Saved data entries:
┄┄┄┄┄┄┄┄┄┄┄┄┄┄┄┄┄┄┄┄
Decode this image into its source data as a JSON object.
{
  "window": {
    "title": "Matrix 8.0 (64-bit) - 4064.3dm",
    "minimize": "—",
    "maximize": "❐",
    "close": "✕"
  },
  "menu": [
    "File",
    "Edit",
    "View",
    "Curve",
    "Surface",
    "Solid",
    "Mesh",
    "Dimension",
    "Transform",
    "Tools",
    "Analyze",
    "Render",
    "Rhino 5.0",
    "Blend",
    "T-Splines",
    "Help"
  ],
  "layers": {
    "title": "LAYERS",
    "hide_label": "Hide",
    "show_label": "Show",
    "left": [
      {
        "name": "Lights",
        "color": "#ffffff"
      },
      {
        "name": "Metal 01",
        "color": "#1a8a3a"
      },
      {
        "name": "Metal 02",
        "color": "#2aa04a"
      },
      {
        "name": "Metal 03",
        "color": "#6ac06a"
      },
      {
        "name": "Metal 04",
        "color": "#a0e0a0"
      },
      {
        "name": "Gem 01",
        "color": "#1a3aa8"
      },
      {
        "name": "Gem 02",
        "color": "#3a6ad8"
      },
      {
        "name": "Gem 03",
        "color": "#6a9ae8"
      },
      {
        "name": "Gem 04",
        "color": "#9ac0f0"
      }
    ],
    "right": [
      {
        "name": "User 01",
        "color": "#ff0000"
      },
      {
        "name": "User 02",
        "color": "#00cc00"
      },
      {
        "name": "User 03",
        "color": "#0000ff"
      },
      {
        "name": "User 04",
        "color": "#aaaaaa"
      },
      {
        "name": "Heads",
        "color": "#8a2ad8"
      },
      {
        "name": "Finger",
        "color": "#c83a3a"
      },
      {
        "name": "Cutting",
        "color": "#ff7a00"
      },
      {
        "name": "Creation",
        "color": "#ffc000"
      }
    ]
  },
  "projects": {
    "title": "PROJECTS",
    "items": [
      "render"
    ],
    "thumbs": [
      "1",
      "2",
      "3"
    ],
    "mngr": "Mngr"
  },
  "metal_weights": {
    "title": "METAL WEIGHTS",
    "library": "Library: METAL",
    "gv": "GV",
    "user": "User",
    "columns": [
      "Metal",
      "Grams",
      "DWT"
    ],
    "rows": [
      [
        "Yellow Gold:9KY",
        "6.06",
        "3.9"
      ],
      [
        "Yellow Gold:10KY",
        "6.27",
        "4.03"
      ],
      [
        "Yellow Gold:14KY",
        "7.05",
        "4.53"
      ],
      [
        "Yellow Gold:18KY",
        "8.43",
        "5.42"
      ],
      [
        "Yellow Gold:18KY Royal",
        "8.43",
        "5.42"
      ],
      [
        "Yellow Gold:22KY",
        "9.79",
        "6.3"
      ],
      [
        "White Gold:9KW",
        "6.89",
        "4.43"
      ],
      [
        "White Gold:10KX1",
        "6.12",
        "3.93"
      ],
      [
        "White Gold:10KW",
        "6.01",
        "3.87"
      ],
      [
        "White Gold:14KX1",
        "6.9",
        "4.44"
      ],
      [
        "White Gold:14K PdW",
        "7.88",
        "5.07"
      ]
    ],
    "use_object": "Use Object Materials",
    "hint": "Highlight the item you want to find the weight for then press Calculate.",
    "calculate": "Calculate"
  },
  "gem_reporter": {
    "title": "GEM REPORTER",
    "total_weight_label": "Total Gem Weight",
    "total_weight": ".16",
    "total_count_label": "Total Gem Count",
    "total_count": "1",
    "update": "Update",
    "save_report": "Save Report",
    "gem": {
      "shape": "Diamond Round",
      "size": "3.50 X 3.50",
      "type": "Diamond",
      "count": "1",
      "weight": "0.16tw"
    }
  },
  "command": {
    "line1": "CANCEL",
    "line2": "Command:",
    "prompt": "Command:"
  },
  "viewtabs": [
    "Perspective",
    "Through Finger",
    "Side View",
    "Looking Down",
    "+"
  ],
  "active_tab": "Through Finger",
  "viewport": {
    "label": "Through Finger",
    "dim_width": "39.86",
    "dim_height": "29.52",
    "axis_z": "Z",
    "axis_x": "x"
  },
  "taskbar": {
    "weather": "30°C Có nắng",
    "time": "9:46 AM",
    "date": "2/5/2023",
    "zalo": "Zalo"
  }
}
┄┄┄┄┄┄┄┄┄┄┄┄┄┄┄┄┄┄┄┄
• YOUR OBJECTIVE: Retype all of the entries precisely as they are.

• RESULT OF THE EXERCISE:
Decode this image into its source data as a JSON object.
{
  "window": {
    "title": "Matrix 8.0 (64-bit) - 4064.3dm",
    "minimize": "—",
    "maximize": "❐",
    "close": "✕"
  },
  "menu": [
    "File",
    "Edit",
    "View",
    "Curve",
    "Surface",
    "Solid",
    "Mesh",
    "Dimension",
    "Transform",
    "Tools",
    "Analyze",
    "Render",
    "Rhino 5.0",
    "Blend",
    "T-Splines",
    "Help"
  ],
  "layers": {
    "title": "LAYERS",
    "hide_label": "Hide",
    "show_label": "Show",
    "left": [
      {
        "name": "Lights",
        "color": "#ffffff"
      },
      {
        "name": "Metal 01",
        "color": "#1a8a3a"
      },
      {
        "name": "Metal 02",
        "color": "#2aa04a"
      },
      {
        "name": "Metal 03",
        "color": "#6ac06a"
      },
      {
        "name": "Metal 04",
        "color": "#a0e0a0"
      },
      {
        "name": "Gem 01",
        "color": "#1a3aa8"
      },
      {
        "name": "Gem 02",
        "color": "#3a6ad8"
      },
      {
        "name": "Gem 03",
        "color": "#6a9ae8"
      },
      {
        "name": "Gem 04",
        "color": "#9ac0f0"
      }
    ],
    "right": [
      {
        "name": "User 01",
        "color": "#ff0000"
      },
      {
        "name": "User 02",
        "color": "#00cc00"
      },
      {
        "name": "User 03",
        "color": "#0000ff"
      },
      {
        "name": "User 04",
        "color": "#aaaaaa"
      },
      {
        "name": "Heads",
        "color": "#8a2ad8"
      },
      {
        "name": "Finger",
        "color": "#c83a3a"
      },
      {
        "name": "Cutting",
        "color": "#ff7a00"
      },
      {
        "name": "Creation",
        "color": "#ffc000"
      }
    ]
  },
  "projects": {
    "title": "PROJECTS",
    "items": [
      "render"
    ],
    "thumbs": [
      "1",
      "2",
      "3"
    ],
    "mngr": "Mngr"
  },
  "metal_weights": {
    "title": "METAL WEIGHTS",
    "library": "Library: METAL",
    "gv": "GV",
    "user": "User",
    "columns": [
      "Metal",
      "Grams",
      "DWT"
    ],
    "rows": [
      [
        "Yellow Gold:9KY",
        "6.06",
        "3.9"
      ],
      [
        "Yellow Gold:10KY",
        "6.27",
        "4.03"
      ],
      [
        "Yellow Gold:14KY",
        "7.05",
        "4.53"
      ],
      [
        "Yellow Gold:18KY",
        "8.43",
        "5.42"
      ],
      [
        "Yellow Gold:18KY Royal",
        "8.43",
        "5.42"
      ],
      [
        "Yellow Gold:22KY",
        "9.79",
        "6.3"
      ],
      [
        "White Gold:9KW",
        "6.89",
        "4.43"
      ],
      [
        "White Gold:10KX1",
        "6.12",
        "3.93"
      ],
      [
        "White Gold:10KW",
        "6.01",
        "3.87"
      ],
      [
        "White Gold:14KX1",
        "6.9",
        "4.44"
      ],
      [
        "White Gold:14K PdW",
        "7.88",
        "5.07"
      ]
    ],
    "use_object": "Use Object Materials",
    "hint": "Highlight the item you want to find the weight for then press Calculate.",
    "calculate": "Calculate"
  },
  "gem_reporter": {
    "title": "GEM REPORTER",
    "total_weight_label": "Total Gem Weight",
    "total_weight": ".16",
    "total_count_label": "Total Gem Count",
    "total_count": "1",
    "update": "Update",
    "save_report": "Save Report",
    "gem": {
      "shape": "Diamond Round",
      "size": "3.50 X 3.50",
      "type": "Diamond",
      "count": "1",
      "weight": "0.16tw"
    }
  },
  "command": {
    "line1": "CANCEL",
    "line2": "Command:",
    "prompt": "Command:"
  },
  "viewtabs": [
    "Perspective",
    "Through Finger",
    "Side View",
    "Looking Down",
    "+"
  ],
  "active_tab": "Through Finger",
  "viewport": {
    "label": "Through Finger",
    "dim_width": "39.86",
    "dim_height": "29.52",
    "axis_z": "Z",
    "axis_x": "x"
  },
  "taskbar": {
    "weather": "30°C Có nắng",
    "time": "9:46 AM",
    "date": "2/5/2023",
    "zalo": "Zalo"
  }
}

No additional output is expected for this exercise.